* Short exercise
Review the material and extract every line in which the word "JSON" occurs.

* Supplied material
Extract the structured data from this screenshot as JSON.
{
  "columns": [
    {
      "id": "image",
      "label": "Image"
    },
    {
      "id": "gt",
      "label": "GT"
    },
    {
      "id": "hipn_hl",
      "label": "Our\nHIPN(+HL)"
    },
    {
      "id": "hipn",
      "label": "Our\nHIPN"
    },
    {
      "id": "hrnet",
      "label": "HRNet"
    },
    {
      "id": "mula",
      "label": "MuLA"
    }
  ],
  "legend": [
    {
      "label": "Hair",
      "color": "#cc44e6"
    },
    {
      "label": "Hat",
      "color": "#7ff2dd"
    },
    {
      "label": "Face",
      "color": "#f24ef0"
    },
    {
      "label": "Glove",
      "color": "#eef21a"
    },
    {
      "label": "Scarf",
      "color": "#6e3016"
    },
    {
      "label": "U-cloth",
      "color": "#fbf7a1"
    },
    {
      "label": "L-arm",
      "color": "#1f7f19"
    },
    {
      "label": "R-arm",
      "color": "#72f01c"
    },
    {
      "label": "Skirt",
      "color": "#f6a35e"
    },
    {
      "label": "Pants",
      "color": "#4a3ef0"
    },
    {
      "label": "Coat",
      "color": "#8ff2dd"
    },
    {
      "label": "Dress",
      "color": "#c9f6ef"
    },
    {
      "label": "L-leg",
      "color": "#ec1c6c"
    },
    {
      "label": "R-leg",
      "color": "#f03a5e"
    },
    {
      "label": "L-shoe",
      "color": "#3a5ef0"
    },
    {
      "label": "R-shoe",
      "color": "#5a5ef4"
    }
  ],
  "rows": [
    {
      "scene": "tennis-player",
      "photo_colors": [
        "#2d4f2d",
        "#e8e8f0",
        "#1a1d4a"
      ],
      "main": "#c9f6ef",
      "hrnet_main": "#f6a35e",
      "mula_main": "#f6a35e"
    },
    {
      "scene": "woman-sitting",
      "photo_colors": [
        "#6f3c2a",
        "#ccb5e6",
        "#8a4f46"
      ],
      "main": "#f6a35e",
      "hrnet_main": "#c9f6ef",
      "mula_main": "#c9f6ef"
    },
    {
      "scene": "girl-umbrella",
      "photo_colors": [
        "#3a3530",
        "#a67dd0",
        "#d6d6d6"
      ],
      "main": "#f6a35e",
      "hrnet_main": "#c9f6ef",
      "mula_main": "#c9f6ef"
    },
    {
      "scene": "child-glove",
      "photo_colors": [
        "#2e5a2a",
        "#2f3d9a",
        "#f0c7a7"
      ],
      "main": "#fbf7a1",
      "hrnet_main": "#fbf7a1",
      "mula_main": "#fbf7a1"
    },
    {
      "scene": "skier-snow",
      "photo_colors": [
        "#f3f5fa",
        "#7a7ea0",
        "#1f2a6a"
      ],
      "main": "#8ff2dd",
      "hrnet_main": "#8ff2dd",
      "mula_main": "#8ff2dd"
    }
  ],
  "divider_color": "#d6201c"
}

--

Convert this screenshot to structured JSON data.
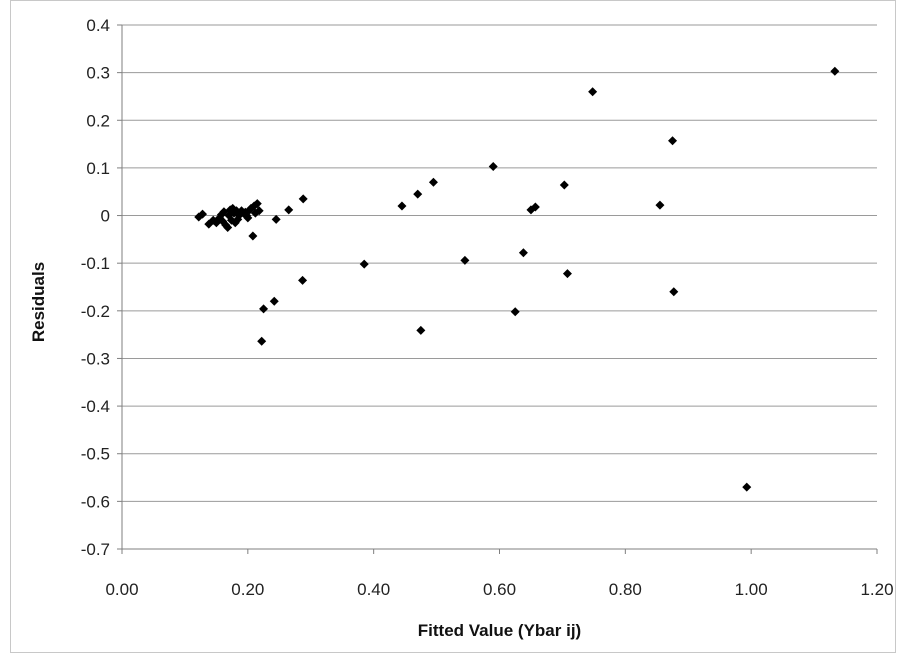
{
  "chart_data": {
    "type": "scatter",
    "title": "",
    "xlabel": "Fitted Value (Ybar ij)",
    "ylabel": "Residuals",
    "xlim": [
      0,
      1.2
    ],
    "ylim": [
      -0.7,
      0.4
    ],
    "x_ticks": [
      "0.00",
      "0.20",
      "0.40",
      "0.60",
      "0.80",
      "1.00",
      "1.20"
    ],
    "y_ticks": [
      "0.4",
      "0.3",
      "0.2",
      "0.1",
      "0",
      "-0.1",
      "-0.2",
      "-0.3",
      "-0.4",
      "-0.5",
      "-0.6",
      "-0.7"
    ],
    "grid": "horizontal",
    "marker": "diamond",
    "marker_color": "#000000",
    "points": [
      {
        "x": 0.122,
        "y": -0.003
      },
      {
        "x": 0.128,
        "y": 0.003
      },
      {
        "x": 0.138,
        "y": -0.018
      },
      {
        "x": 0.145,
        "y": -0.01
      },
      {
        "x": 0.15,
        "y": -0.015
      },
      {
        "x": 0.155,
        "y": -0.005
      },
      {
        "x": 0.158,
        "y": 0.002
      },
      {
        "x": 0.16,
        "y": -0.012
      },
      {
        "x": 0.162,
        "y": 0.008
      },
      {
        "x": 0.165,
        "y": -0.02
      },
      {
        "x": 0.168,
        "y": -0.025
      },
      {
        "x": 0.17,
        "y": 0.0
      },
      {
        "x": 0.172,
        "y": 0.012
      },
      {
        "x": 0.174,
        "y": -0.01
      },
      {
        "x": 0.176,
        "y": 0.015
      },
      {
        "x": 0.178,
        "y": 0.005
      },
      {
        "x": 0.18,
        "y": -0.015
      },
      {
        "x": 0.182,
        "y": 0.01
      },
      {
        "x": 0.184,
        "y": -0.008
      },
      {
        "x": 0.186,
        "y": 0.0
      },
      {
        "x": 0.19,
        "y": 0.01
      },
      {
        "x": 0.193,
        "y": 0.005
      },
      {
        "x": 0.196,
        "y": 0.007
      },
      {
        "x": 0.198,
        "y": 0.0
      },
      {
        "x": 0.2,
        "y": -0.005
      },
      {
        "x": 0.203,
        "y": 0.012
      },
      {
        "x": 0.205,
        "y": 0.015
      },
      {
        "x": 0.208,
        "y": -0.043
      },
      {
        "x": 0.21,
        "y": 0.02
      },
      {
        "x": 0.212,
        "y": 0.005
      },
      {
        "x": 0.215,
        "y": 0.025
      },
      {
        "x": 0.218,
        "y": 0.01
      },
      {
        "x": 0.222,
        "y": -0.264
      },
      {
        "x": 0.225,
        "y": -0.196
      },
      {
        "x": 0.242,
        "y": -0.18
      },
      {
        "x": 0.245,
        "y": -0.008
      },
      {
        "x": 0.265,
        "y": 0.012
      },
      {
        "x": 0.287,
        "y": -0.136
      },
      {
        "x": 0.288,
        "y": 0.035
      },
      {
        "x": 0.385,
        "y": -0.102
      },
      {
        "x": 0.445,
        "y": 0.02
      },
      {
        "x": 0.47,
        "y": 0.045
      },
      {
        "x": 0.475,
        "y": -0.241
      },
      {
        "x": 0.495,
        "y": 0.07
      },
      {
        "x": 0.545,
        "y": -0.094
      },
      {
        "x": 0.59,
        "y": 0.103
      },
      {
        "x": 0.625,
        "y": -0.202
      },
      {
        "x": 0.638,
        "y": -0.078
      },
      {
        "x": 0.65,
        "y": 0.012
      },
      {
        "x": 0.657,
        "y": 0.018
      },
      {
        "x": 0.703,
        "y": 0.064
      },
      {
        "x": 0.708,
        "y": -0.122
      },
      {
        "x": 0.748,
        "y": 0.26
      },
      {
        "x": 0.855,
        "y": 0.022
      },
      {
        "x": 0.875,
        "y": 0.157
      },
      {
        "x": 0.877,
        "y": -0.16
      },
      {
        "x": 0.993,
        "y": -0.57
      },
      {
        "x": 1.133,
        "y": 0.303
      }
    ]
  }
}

* Expected answer
Extract the structured data from this screenshot as JSON.
Convert this screenshot to structured JSON data.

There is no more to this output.